▸ The exercise
Output each line exactly as it appears, skipping any embedded picture.

· · · · · · ·

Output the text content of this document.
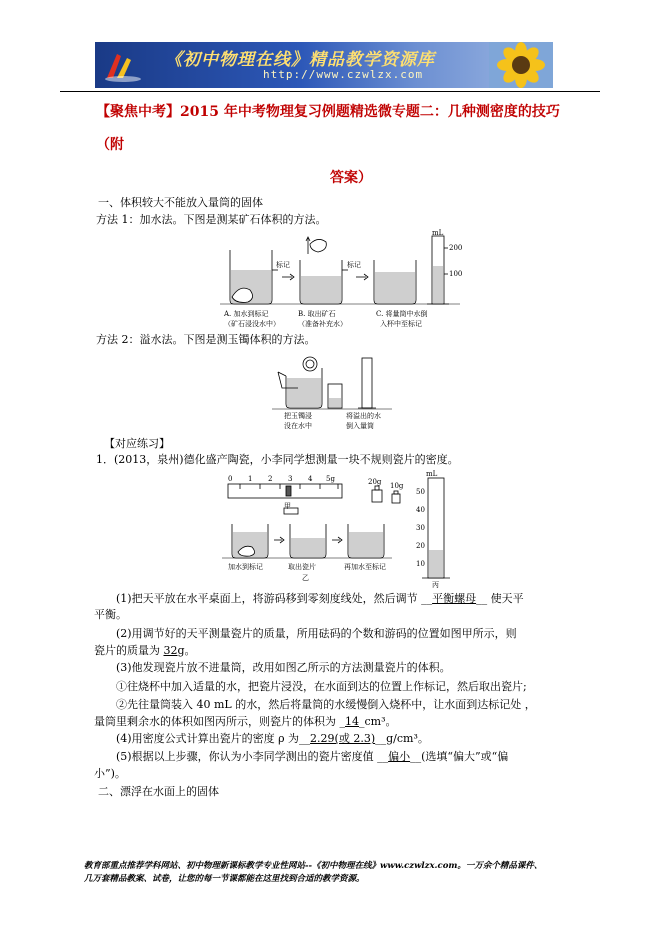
《初中物理在线》精品教学资源库
http://www.czwlzx.com
【聚焦中考】2015 年中考物理复习例题精选微专题二：几种测密度的技巧（附
答案）
一、体积较大不能放入量筒的固体
方法 1：加水法。下图是测某矿石体积的方法。
标记	标记
mL
200
100
A. 加水到标记
（矿石浸没水中）
B. 取出矿石
（准备补充水）
C. 将量筒中水倒
入杯中至标记
方法 2：溢水法。下图是测玉镯体积的方法。
把玉镯浸
没在水中
将溢出的水
倒入量筒
【对应练习】
1．(2013，泉州)德化盛产陶瓷，小李同学想测量一块不规则瓷片的密度。
0 1 2 3 4 5g	20g 10g
甲
加水到标记	取出瓷片	再加水至标记
乙
丙
mL
50
40
30
20
10
(1)把天平放在水平桌面上，将游码移到零刻度线处，然后调节 __平衡螺母__ 使天平
平衡。
(2)用调节好的天平测量瓷片的质量，所用砝码的个数和游码的位置如图甲所示，则
瓷片的质量为 32g。
(3)他发现瓷片放不进量筒，改用如图乙所示的方法测量瓷片的体积。
①往烧杯中加入适量的水，把瓷片浸没，在水面到达的位置上作标记，然后取出瓷片;
②先往量筒装入 40 mL 的水，然后将量筒的水缓慢倒入烧杯中，让水面到达标记处 ，
量筒里剩余水的体积如图丙所示，则瓷片的体积为 _14_cm³。
(4)用密度公式计算出瓷片的密度 ρ 为__2.29(或 2.3)__g/cm³。
(5)根据以上步骤，你认为小李同学测出的瓷片密度值 __偏小__(选填“偏大”或“偏
小”)。
二、漂浮在水面上的固体
教育部重点推荐学科网站、初中物理新课标教学专业性网站--《初中物理在线》www.czwlzx.com。一万余个精品课件、
几万套精品教案、试卷，让您的每一节课都能在这里找到合适的教学资源。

· · · · · · ·

▸ Exercise output
Output the text content of this document.
《初中物理在线》精品教学资源库
http://www.czwlzx.com
【聚焦中考】2015 年中考物理复习例题精选微专题二：几种测密度的技巧（附
答案）
一、体积较大不能放入量筒的固体
方法 1：加水法。下图是测某矿石体积的方法。
标记	标记
mL
200
100
A. 加水到标记
（矿石浸没水中）
B. 取出矿石
（准备补充水）
C. 将量筒中水倒
入杯中至标记
方法 2：溢水法。下图是测玉镯体积的方法。
把玉镯浸
没在水中
将溢出的水
倒入量筒
【对应练习】
1．(2013，泉州)德化盛产陶瓷，小李同学想测量一块不规则瓷片的密度。
0 1 2 3 4 5g	20g 10g
甲
加水到标记	取出瓷片	再加水至标记
乙
丙
mL
50
40
30
20
10
(1)把天平放在水平桌面上，将游码移到零刻度线处，然后调节 __平衡螺母__ 使天平
平衡。
(2)用调节好的天平测量瓷片的质量，所用砝码的个数和游码的位置如图甲所示，则
瓷片的质量为 32g。
(3)他发现瓷片放不进量筒，改用如图乙所示的方法测量瓷片的体积。
①往烧杯中加入适量的水，把瓷片浸没，在水面到达的位置上作标记，然后取出瓷片;
②先往量筒装入 40 mL 的水，然后将量筒的水缓慢倒入烧杯中，让水面到达标记处 ，
量筒里剩余水的体积如图丙所示，则瓷片的体积为 _14_cm³。
(4)用密度公式计算出瓷片的密度 ρ 为__2.29(或 2.3)__g/cm³。
(5)根据以上步骤，你认为小李同学测出的瓷片密度值 __偏小__(选填“偏大”或“偏
小”)。
二、漂浮在水面上的固体
教育部重点推荐学科网站、初中物理新课标教学专业性网站--《初中物理在线》www.czwlzx.com。一万余个精品课件、
几万套精品教案、试卷，让您的每一节课都能在这里找到合适的教学资源。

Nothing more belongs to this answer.